→ Requirement
Look over the lines below. Report each one that includes the string "sparse".

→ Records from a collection
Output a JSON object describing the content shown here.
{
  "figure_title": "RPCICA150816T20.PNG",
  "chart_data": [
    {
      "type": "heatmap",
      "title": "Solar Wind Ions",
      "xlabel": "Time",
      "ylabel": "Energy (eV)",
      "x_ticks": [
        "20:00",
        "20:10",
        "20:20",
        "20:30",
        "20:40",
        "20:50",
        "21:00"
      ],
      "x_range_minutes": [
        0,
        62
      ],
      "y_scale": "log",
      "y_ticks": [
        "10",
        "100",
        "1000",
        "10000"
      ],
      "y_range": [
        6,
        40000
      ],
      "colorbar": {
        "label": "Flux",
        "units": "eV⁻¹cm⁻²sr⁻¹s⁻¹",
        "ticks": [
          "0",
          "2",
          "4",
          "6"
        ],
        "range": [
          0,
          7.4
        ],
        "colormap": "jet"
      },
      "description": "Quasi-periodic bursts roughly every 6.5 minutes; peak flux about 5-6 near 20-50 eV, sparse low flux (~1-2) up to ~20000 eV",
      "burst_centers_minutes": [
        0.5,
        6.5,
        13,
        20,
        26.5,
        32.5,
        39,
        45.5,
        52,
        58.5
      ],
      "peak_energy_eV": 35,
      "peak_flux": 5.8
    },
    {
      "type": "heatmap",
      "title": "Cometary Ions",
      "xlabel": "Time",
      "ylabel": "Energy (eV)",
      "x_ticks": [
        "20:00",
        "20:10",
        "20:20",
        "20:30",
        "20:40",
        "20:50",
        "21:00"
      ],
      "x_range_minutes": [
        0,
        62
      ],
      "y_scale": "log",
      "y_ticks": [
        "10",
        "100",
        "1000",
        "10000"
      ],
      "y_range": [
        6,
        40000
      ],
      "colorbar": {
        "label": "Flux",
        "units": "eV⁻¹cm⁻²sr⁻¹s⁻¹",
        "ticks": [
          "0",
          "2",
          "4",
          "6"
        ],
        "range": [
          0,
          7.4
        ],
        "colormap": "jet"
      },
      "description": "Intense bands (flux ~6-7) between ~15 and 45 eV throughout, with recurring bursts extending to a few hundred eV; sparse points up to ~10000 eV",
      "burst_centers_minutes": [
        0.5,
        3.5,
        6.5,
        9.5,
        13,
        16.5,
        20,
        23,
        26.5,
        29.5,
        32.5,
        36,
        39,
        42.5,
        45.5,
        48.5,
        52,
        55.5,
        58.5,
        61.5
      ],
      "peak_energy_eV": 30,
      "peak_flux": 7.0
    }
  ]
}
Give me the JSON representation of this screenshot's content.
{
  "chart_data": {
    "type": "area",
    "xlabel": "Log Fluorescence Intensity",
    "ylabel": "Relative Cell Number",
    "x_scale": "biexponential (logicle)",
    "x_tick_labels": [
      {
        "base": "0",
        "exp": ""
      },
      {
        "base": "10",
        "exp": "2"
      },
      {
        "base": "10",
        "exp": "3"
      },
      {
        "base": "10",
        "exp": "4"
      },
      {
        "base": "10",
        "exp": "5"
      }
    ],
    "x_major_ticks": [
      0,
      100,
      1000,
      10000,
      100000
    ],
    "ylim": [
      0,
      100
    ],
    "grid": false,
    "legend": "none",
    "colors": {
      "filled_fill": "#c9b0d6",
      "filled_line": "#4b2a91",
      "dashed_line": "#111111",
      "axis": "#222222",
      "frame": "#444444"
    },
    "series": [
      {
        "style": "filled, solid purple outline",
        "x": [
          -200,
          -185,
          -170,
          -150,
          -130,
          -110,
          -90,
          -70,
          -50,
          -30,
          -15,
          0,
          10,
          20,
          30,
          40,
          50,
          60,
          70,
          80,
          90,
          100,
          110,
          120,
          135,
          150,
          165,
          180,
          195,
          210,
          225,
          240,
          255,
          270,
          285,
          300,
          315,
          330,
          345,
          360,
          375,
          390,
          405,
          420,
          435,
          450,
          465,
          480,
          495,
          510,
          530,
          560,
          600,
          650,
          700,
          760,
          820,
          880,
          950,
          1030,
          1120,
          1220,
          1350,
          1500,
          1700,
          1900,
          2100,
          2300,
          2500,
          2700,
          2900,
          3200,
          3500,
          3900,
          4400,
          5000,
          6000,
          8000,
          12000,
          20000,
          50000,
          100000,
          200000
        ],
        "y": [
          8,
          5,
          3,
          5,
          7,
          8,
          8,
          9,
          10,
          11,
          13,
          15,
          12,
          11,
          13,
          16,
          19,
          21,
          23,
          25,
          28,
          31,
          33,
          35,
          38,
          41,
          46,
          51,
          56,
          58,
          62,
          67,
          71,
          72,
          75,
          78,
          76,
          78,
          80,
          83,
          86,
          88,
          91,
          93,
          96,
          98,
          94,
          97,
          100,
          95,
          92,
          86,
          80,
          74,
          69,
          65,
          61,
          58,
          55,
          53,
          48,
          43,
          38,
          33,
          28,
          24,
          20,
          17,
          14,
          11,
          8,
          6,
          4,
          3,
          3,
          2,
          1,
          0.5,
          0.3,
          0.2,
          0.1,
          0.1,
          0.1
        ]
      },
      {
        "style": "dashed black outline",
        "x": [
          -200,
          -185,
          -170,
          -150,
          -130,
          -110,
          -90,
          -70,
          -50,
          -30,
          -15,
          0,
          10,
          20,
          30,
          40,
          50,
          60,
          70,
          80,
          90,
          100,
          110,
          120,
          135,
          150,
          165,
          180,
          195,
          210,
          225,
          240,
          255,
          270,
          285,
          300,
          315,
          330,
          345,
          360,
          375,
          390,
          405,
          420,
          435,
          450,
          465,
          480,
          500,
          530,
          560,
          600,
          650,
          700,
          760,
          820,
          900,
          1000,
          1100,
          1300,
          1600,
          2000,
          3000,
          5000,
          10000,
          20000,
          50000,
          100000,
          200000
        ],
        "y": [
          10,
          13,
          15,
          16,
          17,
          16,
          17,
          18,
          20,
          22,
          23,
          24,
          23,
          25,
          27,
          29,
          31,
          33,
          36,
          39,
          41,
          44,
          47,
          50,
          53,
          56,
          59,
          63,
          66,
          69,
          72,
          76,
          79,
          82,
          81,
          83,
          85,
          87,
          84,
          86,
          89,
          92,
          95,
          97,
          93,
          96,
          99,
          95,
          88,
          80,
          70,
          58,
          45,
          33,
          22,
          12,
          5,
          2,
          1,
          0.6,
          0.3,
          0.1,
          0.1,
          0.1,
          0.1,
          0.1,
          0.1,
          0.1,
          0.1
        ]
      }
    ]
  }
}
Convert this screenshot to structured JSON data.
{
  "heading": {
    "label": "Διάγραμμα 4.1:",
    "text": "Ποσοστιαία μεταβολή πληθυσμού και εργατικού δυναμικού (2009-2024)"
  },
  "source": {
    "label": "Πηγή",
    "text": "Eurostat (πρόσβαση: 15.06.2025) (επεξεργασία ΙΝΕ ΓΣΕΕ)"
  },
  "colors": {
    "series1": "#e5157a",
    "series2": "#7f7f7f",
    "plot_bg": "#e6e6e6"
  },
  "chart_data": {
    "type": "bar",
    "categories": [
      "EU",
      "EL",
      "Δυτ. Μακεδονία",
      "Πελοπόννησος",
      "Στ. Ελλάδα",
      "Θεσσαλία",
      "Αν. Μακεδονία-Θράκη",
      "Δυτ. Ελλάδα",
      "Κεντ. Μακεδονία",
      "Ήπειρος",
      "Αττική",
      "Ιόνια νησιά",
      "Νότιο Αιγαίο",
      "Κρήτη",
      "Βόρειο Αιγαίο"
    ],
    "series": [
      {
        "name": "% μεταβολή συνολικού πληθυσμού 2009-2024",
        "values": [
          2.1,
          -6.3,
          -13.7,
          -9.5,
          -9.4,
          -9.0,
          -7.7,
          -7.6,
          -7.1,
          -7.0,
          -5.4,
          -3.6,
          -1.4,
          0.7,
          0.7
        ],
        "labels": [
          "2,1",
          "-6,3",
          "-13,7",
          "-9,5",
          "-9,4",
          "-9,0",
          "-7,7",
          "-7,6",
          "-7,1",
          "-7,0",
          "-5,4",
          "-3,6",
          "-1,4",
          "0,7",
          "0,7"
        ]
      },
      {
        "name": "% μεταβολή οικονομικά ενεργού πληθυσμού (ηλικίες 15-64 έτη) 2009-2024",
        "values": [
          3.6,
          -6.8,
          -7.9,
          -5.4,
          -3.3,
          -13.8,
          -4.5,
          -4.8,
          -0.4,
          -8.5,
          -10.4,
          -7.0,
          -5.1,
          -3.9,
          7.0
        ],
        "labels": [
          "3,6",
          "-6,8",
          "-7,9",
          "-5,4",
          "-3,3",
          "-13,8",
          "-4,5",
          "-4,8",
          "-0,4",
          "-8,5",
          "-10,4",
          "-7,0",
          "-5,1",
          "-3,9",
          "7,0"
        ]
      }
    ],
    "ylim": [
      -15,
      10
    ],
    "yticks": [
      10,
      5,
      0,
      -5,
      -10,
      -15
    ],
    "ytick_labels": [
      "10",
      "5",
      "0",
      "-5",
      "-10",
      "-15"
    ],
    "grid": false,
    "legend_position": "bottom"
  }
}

→ Solution below
      "description": "Quasi-periodic bursts roughly every 6.5 minutes; peak flux about 5-6 near 20-50 eV, sparse low flux (~1-2) up to ~20000 eV",
      "description": "Intense bands (flux ~6-7) between ~15 and 45 eV throughout, with recurring bursts extending to a few hundred eV; sparse points up to ~10000 eV",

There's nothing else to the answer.